### Problem requirements
Pick out the lines containing "Thiamin".

Data entries:
►

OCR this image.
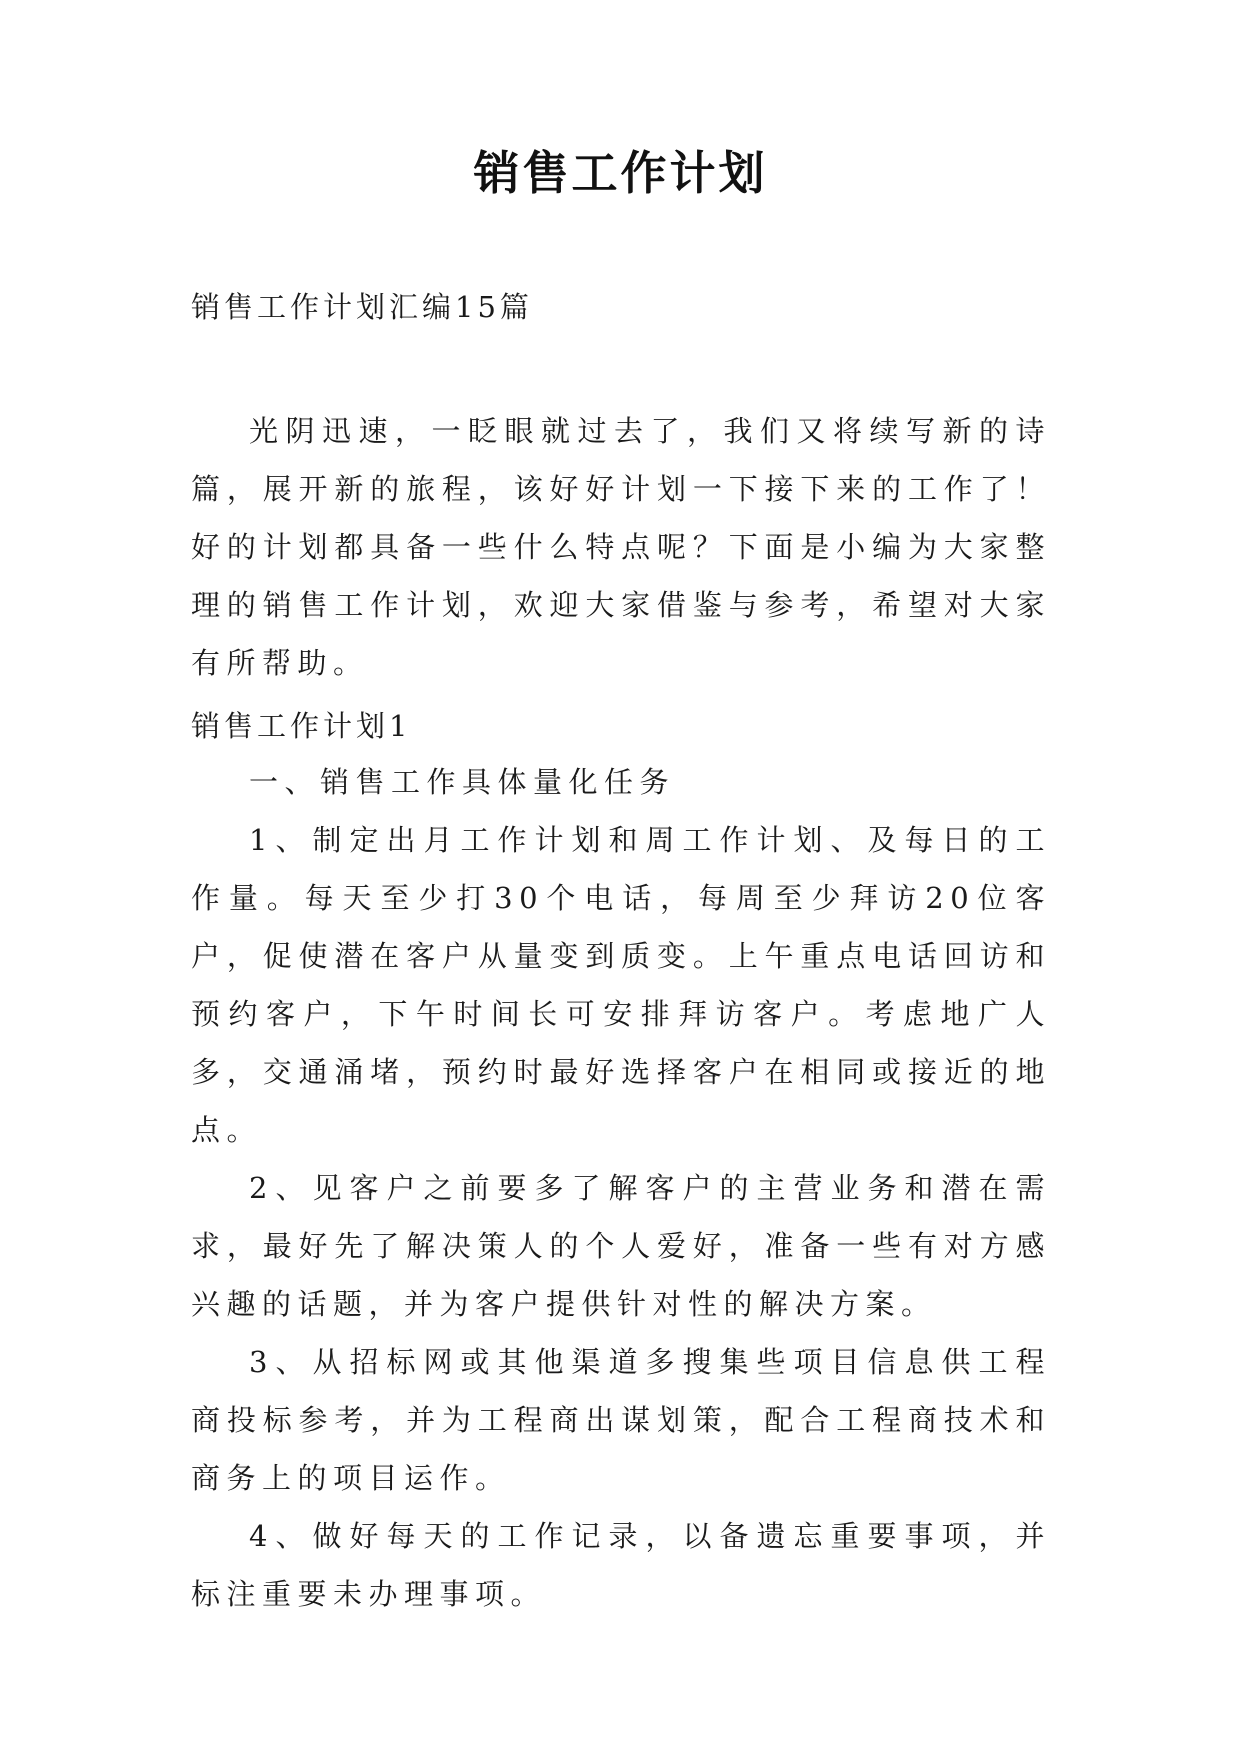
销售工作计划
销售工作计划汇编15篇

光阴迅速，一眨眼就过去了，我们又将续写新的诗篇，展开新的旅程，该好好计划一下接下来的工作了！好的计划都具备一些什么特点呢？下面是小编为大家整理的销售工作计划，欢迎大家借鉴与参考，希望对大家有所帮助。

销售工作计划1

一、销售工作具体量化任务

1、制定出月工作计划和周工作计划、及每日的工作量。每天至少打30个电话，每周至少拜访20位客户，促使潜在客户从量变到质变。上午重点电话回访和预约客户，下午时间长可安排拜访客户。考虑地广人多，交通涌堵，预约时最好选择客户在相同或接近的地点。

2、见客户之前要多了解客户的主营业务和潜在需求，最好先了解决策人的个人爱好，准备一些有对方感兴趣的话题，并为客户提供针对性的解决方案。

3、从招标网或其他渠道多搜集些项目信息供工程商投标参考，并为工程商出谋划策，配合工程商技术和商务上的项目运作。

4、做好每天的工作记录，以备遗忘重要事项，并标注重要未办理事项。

◄
►

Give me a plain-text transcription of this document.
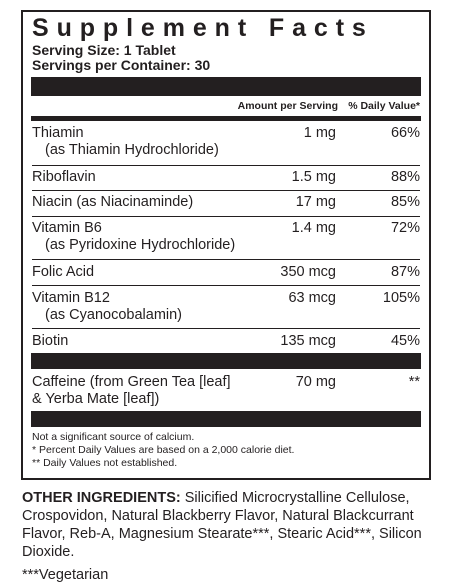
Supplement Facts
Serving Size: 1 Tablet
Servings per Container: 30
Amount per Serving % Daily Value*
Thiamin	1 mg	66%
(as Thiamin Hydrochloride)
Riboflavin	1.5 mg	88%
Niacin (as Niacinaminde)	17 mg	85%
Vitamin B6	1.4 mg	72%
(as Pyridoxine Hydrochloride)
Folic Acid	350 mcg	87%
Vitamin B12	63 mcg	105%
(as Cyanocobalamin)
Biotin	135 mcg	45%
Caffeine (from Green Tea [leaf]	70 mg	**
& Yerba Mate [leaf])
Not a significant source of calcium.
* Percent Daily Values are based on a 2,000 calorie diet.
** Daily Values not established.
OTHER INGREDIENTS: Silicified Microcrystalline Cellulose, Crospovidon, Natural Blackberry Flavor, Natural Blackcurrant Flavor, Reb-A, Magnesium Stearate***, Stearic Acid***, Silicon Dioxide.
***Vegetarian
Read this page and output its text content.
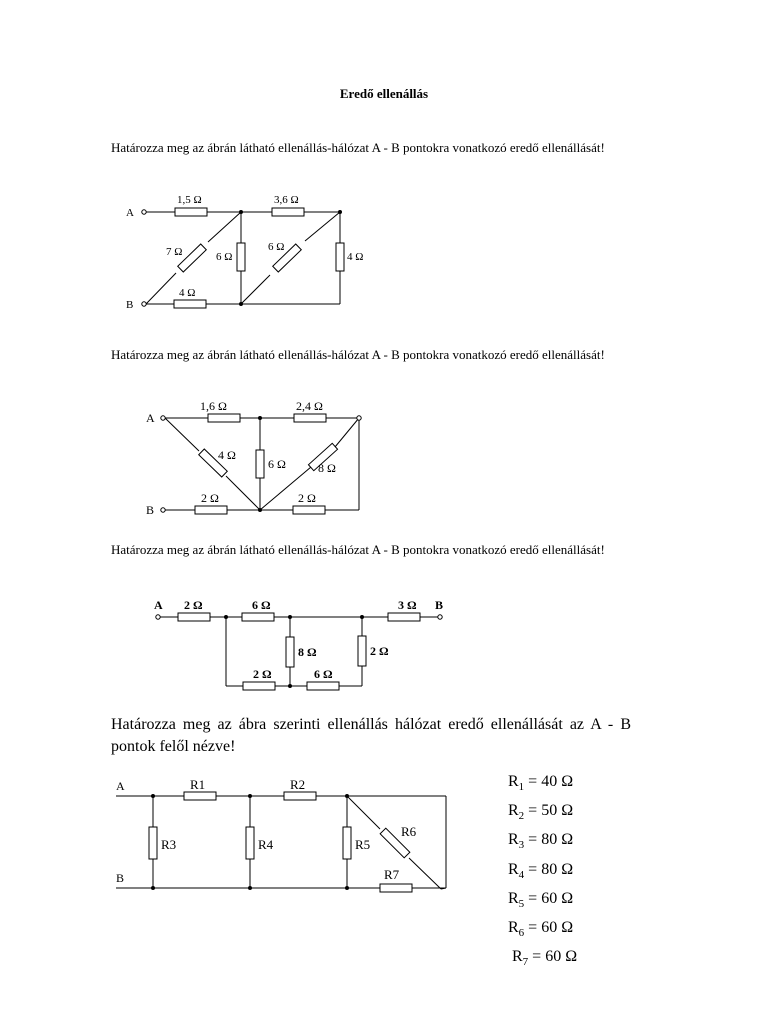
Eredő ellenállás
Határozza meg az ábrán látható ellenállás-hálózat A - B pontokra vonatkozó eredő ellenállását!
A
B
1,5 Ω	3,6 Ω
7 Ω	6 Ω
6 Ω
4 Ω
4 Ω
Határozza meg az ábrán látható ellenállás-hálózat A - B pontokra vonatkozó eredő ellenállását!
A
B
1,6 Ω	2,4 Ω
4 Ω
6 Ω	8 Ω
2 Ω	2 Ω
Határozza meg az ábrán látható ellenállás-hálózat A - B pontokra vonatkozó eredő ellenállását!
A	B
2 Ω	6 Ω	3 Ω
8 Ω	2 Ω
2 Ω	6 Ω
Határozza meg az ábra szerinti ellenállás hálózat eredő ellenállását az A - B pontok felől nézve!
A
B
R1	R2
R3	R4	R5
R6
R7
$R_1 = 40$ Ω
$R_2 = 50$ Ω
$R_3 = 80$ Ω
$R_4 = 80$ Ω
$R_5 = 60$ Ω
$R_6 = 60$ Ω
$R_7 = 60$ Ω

◄
►

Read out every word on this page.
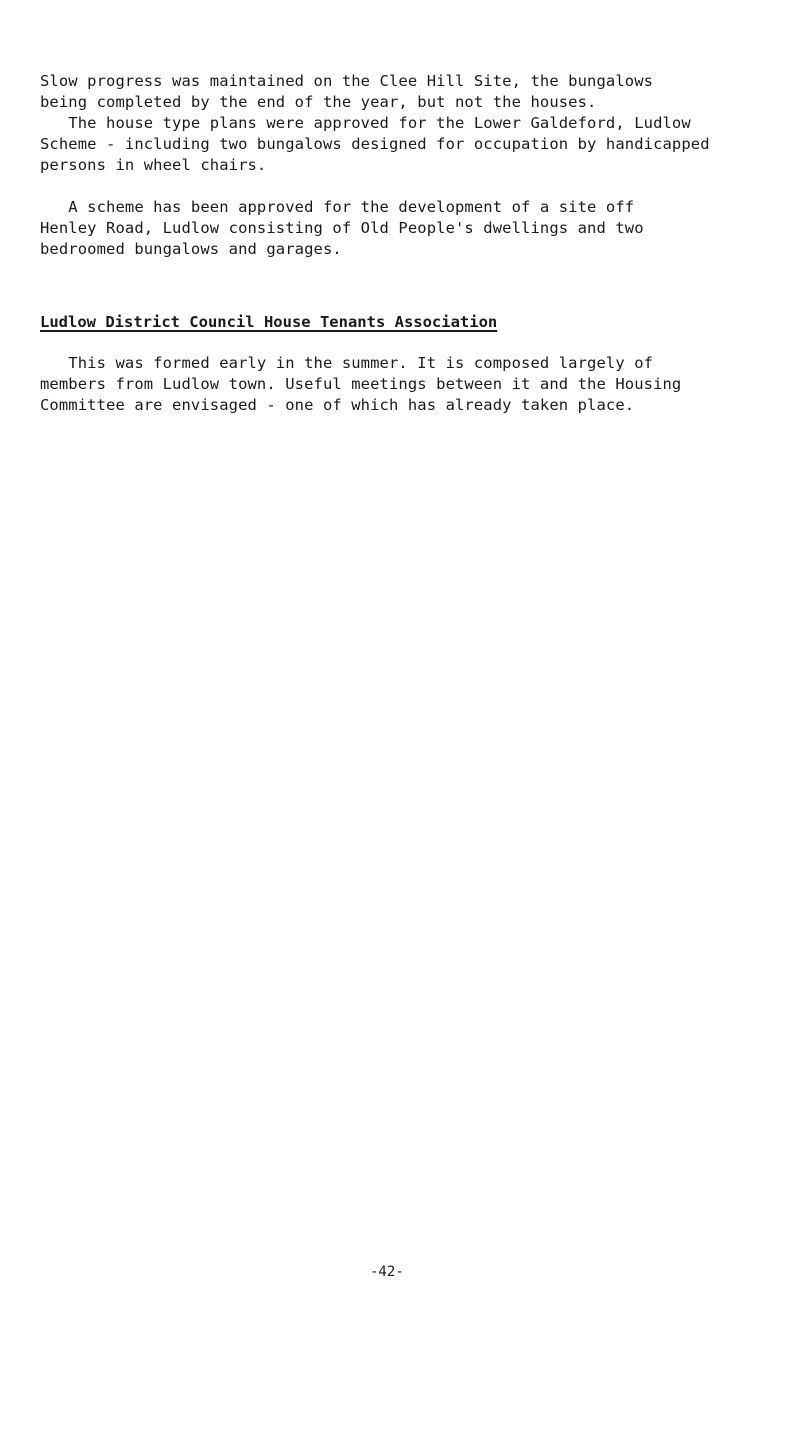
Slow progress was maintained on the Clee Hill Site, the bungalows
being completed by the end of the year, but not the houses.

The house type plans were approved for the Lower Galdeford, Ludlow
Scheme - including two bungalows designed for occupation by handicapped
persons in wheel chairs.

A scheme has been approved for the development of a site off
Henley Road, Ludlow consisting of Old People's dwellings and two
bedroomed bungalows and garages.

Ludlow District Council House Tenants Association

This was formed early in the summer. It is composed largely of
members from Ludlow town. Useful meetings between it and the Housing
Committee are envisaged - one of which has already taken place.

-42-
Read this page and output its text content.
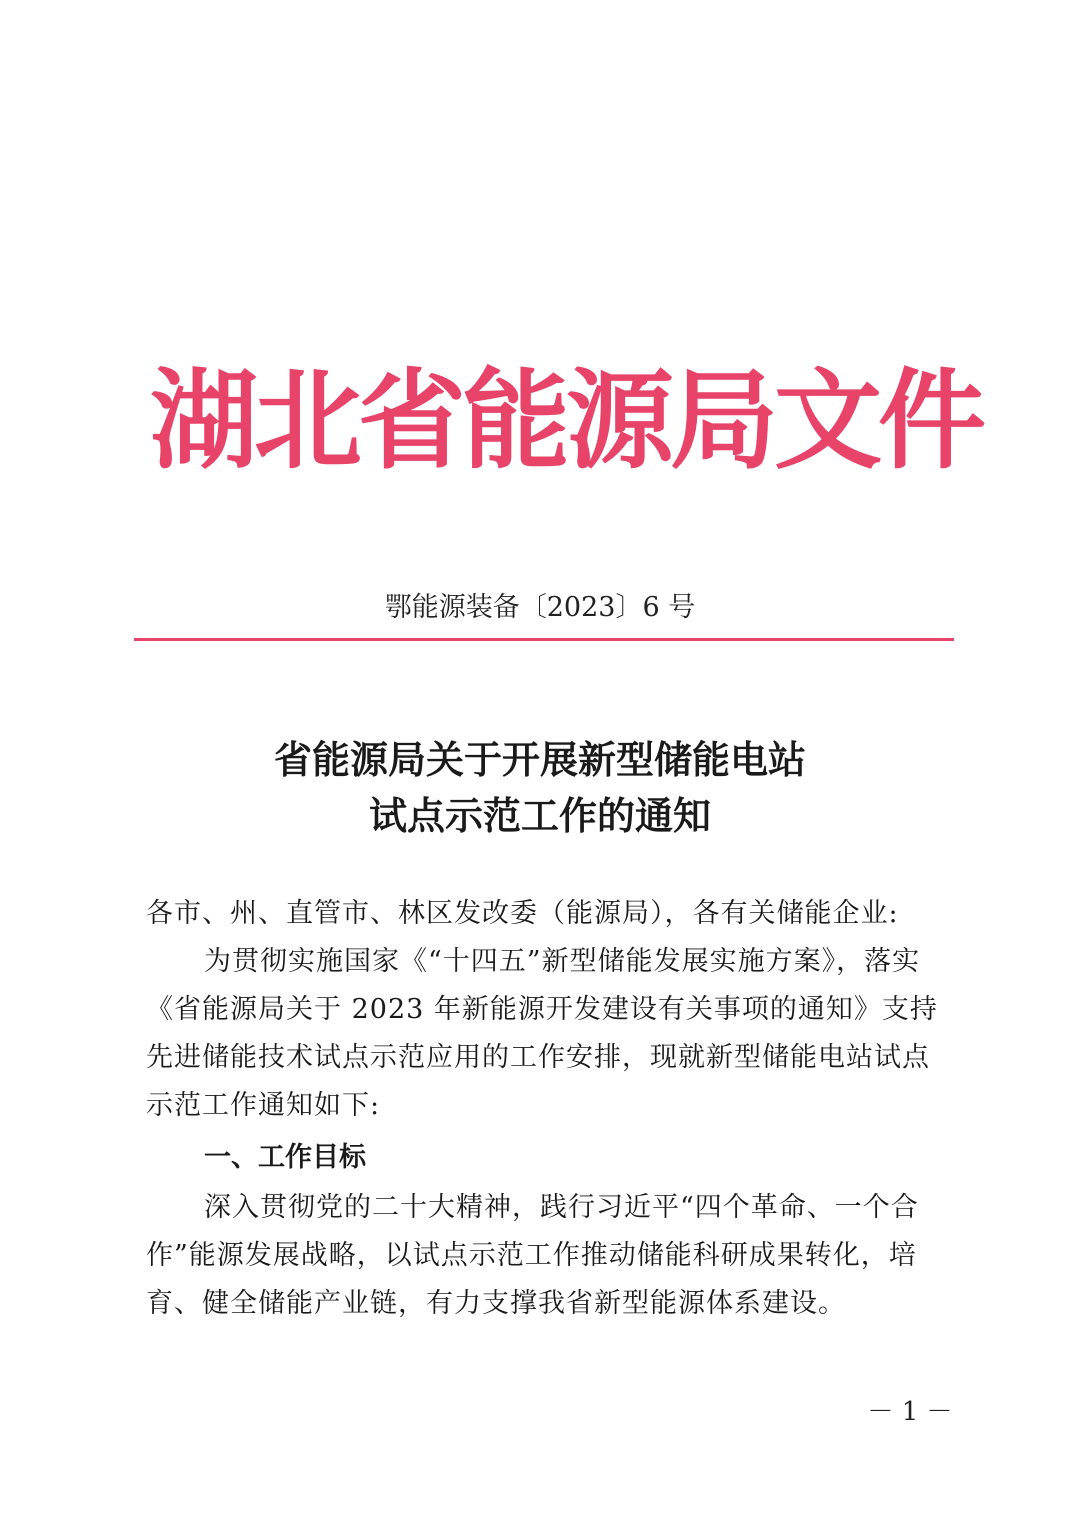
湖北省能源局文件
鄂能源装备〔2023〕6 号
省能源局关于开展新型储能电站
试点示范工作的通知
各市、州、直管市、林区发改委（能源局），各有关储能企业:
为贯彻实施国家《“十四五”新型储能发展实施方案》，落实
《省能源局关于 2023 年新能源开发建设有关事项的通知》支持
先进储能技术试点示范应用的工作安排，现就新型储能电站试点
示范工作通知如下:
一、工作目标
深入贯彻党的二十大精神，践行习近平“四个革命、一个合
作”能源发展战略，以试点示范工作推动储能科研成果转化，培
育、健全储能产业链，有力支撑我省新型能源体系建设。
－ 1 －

◄

### Written response
Thiamin	1 mg	66%
(as Thiamin Hydrochloride)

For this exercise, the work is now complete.